→ WORK TO COMPLETE
All lines in the data bearing the string "Правил" should be identified and copied.

####################

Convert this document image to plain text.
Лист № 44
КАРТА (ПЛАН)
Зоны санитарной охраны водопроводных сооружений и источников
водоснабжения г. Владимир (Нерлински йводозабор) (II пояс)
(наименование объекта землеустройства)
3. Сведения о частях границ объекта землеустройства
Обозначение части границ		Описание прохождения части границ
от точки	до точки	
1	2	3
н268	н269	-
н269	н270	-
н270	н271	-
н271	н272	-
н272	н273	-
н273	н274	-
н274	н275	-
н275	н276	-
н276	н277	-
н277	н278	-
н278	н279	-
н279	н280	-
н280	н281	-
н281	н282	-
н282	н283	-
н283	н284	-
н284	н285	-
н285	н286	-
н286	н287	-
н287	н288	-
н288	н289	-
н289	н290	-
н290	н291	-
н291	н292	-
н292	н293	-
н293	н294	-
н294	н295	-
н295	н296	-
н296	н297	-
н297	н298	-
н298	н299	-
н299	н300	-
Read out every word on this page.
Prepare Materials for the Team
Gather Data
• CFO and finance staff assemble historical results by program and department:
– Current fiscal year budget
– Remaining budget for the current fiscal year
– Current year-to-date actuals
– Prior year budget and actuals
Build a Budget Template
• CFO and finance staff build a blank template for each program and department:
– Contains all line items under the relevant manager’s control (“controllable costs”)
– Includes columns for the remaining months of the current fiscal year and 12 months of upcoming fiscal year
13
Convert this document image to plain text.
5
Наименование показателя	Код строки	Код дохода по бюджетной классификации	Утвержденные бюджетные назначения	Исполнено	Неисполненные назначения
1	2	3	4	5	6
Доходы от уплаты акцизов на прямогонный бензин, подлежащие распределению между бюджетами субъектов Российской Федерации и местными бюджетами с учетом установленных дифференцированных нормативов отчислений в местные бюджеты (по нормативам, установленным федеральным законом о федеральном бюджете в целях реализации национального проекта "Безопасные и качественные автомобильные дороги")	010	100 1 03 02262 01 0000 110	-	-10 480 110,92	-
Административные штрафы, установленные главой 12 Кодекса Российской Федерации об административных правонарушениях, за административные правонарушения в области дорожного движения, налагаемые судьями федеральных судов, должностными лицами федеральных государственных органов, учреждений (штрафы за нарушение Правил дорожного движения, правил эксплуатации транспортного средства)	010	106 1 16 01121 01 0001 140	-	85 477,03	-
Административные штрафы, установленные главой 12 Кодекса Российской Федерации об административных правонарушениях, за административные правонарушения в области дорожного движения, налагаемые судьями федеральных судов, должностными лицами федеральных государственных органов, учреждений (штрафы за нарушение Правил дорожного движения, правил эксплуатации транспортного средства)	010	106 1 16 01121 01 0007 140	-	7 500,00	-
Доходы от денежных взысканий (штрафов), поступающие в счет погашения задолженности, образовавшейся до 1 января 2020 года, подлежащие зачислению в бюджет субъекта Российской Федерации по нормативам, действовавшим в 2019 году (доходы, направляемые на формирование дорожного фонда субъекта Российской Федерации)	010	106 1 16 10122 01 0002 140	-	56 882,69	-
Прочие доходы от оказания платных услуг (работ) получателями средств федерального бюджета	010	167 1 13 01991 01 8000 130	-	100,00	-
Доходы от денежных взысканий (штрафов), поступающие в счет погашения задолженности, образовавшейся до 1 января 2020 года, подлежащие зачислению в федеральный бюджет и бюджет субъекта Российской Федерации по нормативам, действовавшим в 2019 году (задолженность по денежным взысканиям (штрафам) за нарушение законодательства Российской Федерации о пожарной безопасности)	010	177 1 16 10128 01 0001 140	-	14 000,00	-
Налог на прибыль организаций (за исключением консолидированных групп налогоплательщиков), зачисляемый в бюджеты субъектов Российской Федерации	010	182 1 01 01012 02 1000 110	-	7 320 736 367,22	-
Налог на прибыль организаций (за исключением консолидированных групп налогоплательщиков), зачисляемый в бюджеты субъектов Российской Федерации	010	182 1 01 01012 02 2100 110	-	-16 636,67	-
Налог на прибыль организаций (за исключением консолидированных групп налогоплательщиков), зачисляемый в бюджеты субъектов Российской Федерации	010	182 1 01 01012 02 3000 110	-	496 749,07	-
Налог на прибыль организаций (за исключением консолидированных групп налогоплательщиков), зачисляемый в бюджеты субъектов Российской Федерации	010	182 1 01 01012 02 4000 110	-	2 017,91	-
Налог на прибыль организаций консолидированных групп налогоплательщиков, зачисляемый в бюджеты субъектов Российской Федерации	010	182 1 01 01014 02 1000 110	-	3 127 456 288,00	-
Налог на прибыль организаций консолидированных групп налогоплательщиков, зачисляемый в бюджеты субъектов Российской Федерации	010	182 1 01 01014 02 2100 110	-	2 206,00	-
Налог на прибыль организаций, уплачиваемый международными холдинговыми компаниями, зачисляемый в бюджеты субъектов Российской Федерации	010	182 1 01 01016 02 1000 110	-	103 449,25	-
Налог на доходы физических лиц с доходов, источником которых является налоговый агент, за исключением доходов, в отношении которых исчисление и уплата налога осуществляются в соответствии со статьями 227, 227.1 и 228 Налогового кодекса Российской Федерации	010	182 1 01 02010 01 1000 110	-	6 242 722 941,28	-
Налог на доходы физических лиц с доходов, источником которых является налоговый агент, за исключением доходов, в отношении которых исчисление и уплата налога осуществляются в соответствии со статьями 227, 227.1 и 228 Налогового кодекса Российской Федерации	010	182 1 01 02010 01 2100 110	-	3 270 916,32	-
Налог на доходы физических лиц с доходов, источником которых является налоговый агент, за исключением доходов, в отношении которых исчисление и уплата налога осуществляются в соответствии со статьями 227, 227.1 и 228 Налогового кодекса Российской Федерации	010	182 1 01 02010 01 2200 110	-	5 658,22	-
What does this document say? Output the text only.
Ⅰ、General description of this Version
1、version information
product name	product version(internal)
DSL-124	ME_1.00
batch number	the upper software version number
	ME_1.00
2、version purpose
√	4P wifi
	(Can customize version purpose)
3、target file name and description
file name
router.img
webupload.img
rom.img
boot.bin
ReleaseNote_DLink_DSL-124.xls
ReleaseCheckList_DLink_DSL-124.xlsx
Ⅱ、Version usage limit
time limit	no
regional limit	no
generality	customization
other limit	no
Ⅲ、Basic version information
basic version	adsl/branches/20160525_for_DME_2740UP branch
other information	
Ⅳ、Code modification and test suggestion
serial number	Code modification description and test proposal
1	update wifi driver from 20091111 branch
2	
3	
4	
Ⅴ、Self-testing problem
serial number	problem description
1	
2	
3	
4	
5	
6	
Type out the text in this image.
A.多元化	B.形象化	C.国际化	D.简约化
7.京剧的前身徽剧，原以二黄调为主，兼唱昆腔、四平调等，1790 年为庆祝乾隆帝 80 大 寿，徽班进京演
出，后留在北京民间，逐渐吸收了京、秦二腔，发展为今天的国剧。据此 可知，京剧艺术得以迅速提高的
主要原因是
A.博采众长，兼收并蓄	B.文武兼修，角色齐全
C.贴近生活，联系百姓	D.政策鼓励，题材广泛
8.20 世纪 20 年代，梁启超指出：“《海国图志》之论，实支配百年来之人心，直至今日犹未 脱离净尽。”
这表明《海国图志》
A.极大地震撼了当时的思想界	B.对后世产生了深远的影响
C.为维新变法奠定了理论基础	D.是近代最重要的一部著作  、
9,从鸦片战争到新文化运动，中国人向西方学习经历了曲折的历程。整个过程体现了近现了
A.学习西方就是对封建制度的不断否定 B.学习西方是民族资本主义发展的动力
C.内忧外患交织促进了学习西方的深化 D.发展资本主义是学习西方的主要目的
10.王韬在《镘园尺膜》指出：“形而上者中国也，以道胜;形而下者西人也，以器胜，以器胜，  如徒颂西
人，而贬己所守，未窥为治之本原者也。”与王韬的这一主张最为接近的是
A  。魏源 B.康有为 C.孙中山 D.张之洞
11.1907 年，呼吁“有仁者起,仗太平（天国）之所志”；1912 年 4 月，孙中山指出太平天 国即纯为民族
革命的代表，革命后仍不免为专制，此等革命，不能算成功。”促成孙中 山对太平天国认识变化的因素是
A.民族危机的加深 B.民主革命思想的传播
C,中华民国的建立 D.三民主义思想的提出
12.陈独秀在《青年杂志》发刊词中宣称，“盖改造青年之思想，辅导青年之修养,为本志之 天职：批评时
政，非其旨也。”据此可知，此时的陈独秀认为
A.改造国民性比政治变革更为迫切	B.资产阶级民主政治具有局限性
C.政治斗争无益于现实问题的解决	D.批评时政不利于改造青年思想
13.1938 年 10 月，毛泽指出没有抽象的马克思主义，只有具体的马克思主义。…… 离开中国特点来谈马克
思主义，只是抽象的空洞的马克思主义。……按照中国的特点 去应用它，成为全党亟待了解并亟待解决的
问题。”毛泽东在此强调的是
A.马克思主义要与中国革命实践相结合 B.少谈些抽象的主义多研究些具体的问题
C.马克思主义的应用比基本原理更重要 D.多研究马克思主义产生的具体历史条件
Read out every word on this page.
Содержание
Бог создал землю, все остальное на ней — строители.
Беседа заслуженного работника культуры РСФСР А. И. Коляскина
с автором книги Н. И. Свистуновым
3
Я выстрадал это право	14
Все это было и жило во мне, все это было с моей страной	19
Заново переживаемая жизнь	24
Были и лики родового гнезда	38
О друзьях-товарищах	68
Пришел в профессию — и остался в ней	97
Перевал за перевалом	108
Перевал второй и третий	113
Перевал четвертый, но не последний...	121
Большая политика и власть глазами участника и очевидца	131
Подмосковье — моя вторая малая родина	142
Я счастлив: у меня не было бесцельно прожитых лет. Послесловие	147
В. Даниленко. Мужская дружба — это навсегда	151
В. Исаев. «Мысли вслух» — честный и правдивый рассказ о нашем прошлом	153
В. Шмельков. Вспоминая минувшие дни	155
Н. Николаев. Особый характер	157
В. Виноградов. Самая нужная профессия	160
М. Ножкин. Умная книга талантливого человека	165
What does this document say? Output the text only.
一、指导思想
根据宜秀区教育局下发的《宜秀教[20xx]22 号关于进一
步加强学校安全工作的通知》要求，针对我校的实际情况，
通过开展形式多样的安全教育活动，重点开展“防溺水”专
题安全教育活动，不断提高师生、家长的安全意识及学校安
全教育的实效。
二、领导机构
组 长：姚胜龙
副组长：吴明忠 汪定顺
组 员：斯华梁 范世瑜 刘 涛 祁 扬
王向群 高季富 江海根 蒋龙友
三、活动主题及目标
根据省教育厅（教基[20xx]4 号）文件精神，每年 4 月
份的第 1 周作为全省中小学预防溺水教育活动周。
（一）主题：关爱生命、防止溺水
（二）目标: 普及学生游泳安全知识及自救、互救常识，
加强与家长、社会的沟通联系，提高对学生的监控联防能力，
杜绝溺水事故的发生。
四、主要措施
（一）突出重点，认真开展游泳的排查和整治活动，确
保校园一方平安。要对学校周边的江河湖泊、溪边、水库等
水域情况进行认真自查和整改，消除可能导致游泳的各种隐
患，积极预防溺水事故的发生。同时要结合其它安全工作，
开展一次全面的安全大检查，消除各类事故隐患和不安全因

####################

→ SOLVED EXERCISE
Административные штрафы, установленные главой 12 Кодекса Российской Федерации об административных правонарушениях, за административные правонарушения в области дорожного движения, налагаемые судьями федеральных судов, должностными лицами федеральных государственных органов, учреждений (штрафы за нарушение Правил дорожного движения, правил эксплуатации транспортного средства)	010	106 1 16 01121 01 0001 140	-	85 477,03	-
Административные штрафы, установленные главой 12 Кодекса Российской Федерации об административных правонарушениях, за административные правонарушения в области дорожного движения, налагаемые судьями федеральных судов, должностными лицами федеральных государственных органов, учреждений (штрафы за нарушение Правил дорожного движения, правил эксплуатации транспортного средства)	010	106 1 16 01121 01 0007 140	-	7 500,00	-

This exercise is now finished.